The problem — Tally the lines in these records that hold the string "толщиной", and reply with the number alone.

Record set —

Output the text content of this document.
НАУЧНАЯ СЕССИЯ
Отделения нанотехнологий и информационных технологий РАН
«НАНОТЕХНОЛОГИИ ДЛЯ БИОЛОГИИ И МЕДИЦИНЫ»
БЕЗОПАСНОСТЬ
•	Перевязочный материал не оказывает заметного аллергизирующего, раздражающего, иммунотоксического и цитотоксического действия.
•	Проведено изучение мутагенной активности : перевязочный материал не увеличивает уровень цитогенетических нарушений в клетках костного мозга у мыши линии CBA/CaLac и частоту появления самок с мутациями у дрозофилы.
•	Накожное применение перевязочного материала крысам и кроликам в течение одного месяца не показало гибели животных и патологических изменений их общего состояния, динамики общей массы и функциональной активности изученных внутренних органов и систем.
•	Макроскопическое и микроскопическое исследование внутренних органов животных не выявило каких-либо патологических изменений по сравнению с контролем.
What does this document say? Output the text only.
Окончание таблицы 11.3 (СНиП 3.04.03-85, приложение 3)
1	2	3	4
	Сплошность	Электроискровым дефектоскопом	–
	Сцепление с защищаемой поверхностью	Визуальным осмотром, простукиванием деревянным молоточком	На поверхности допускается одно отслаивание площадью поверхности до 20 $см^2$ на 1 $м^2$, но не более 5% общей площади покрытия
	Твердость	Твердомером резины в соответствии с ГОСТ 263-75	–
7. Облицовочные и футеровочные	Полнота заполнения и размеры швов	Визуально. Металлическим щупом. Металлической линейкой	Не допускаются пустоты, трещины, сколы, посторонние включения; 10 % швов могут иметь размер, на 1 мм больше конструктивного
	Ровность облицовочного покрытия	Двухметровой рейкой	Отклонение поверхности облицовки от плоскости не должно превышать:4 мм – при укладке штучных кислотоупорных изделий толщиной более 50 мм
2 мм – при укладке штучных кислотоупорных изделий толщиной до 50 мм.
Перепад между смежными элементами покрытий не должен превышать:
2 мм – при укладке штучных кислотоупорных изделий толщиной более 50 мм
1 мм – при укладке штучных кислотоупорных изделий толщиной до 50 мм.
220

Solution for this exercise — 4